• TASK OBJECTIVE:
Copy out the lines that include the word "title".

● ● ● ● ●

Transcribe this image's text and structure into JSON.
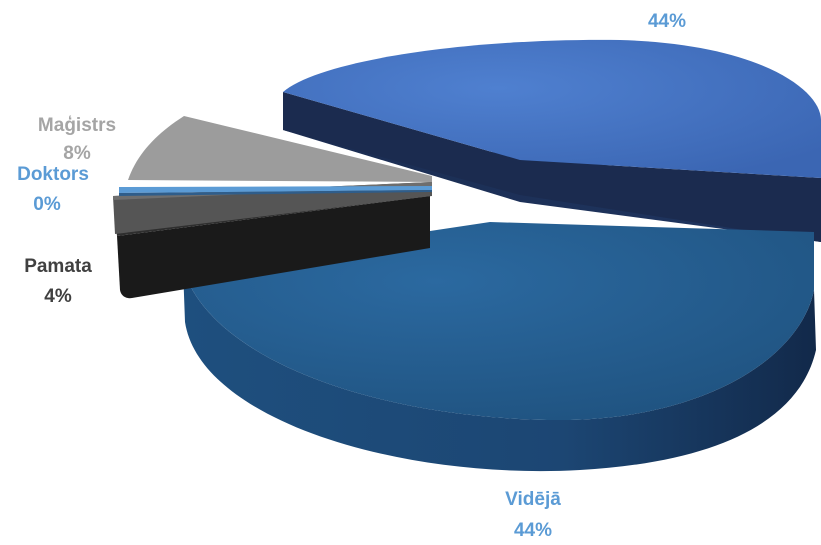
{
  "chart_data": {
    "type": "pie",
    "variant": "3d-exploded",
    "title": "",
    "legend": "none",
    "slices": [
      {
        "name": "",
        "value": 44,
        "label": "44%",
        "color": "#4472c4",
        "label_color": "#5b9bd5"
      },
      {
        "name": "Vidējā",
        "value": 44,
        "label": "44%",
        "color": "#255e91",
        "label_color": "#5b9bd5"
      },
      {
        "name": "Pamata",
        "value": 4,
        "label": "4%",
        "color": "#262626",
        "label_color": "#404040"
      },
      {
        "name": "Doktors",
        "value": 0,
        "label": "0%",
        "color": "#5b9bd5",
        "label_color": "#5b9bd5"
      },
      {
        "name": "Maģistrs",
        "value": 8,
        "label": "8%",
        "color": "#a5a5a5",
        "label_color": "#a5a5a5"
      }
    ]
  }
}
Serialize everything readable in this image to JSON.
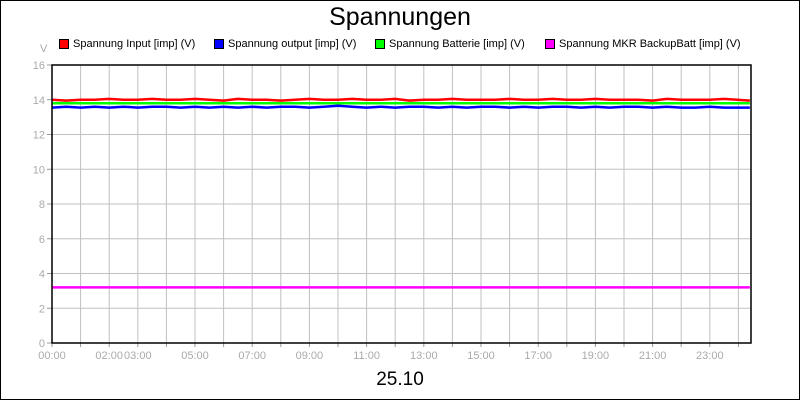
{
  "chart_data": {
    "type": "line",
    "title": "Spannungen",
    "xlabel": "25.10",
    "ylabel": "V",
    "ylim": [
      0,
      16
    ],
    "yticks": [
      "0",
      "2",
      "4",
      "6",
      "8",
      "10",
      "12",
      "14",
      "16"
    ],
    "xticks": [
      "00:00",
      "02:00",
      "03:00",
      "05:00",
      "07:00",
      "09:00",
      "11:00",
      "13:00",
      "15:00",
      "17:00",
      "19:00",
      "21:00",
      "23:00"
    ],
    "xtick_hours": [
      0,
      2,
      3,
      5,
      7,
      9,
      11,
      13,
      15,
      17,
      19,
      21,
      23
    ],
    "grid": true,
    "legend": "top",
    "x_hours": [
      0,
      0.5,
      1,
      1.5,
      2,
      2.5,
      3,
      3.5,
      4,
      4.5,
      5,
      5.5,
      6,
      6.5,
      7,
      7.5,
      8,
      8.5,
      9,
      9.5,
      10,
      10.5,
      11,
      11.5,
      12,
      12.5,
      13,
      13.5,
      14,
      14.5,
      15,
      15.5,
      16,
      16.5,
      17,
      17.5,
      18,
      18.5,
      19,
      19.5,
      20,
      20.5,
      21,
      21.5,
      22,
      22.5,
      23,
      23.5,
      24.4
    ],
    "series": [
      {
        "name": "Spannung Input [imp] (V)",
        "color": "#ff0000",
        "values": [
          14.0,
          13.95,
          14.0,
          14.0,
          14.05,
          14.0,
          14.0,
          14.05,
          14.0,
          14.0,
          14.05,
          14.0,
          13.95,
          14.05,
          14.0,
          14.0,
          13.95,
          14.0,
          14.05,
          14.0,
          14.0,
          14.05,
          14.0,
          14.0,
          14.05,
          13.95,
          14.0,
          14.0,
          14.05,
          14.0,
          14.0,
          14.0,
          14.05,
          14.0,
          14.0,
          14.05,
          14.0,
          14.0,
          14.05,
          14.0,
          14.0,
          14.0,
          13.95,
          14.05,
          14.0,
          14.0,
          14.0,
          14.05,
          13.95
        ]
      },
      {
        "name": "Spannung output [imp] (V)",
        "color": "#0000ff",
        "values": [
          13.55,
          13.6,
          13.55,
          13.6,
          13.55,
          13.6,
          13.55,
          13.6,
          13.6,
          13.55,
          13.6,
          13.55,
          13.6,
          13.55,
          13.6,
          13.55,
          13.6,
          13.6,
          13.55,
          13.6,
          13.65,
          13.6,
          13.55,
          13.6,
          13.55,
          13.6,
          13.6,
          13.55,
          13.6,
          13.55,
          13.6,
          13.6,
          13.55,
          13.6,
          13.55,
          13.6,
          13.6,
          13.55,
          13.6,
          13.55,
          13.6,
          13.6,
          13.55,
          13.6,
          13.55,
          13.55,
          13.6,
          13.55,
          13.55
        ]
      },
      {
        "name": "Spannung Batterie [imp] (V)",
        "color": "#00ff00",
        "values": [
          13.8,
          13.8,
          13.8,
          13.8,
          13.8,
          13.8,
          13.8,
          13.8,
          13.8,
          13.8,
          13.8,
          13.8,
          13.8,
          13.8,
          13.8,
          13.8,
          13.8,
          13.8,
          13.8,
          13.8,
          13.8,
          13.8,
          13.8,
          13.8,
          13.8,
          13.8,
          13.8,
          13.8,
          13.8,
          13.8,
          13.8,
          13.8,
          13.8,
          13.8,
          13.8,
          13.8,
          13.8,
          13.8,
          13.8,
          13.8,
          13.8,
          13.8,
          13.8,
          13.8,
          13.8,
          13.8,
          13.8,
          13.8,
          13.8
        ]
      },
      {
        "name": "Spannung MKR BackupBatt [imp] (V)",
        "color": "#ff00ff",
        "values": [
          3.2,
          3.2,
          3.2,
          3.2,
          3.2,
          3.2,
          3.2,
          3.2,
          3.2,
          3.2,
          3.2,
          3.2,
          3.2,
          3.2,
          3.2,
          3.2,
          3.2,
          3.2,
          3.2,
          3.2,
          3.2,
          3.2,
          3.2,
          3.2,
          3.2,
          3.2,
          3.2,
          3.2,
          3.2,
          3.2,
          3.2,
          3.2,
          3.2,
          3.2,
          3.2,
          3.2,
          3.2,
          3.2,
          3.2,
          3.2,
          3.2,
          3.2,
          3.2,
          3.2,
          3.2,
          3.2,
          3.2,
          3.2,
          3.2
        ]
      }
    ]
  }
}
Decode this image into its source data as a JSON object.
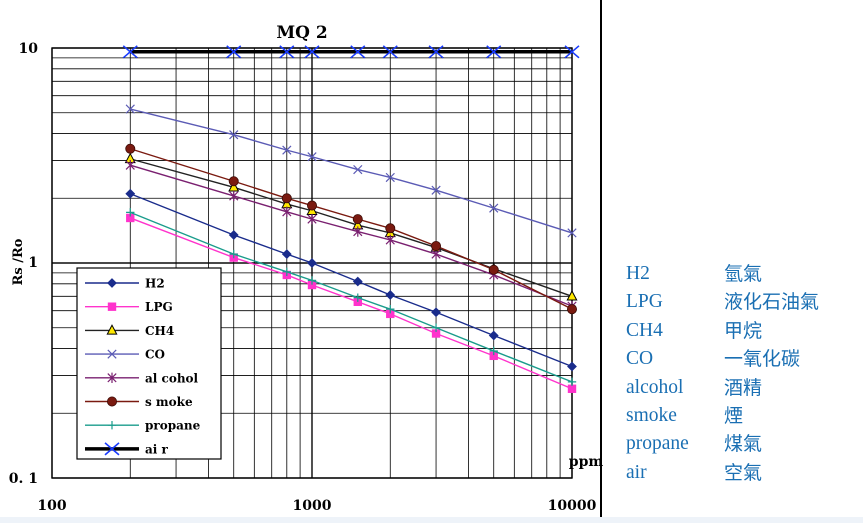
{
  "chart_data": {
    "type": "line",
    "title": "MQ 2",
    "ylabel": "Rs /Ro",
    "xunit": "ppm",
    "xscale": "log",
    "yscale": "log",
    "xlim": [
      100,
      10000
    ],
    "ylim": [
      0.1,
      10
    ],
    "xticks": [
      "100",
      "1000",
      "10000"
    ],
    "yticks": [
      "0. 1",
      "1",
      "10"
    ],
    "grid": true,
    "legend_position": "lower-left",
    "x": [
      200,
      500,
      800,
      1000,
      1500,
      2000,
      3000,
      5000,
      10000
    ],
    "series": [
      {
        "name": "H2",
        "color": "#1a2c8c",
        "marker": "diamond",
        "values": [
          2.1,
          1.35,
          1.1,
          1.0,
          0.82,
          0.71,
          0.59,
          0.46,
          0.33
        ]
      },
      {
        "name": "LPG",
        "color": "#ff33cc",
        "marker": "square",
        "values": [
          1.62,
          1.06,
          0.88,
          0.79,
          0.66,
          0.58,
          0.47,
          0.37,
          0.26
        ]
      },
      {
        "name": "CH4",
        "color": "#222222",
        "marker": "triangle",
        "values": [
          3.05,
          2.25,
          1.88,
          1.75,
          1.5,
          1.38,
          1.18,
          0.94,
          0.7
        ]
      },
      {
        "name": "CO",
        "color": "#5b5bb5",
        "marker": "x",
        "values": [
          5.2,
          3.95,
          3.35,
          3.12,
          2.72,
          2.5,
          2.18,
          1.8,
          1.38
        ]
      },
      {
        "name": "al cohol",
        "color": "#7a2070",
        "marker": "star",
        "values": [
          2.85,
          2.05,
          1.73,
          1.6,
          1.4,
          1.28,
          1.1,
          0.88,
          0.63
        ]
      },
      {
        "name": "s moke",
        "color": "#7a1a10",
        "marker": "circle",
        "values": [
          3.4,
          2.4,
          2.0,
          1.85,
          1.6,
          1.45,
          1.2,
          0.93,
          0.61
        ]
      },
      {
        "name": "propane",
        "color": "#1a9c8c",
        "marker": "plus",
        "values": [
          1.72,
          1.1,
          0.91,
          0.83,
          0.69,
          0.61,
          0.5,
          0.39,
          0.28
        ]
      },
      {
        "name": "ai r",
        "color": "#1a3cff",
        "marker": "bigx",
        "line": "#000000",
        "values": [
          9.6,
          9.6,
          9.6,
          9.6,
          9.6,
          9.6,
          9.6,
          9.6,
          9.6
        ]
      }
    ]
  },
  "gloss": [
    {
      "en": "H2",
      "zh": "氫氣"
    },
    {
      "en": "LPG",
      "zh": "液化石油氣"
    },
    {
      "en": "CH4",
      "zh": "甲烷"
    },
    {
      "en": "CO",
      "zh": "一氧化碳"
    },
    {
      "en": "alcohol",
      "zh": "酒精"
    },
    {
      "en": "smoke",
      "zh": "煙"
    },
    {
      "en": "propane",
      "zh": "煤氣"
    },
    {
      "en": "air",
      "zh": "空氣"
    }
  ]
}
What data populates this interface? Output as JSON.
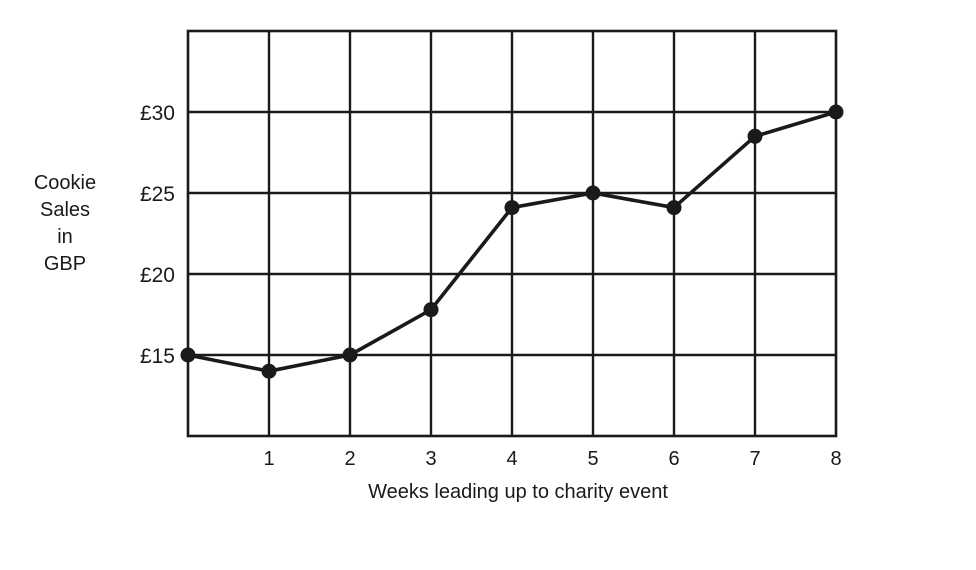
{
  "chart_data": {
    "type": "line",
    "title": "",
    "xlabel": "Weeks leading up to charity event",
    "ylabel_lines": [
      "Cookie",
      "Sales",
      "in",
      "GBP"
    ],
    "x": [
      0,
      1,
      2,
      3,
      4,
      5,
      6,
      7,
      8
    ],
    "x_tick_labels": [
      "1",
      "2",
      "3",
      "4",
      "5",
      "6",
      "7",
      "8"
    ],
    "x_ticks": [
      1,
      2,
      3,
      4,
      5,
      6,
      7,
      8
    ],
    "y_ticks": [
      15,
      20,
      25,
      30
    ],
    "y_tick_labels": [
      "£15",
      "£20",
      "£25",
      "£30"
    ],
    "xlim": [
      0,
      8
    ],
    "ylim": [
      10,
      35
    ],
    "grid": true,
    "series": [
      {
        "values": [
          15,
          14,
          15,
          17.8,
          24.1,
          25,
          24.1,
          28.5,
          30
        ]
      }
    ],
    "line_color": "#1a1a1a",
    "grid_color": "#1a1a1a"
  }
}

● ● ● ● ●

• EXERCISE ANSWER:
    "title": "",
    "title": "Spannungen",
    "title": "MQ 2",
    "title": "",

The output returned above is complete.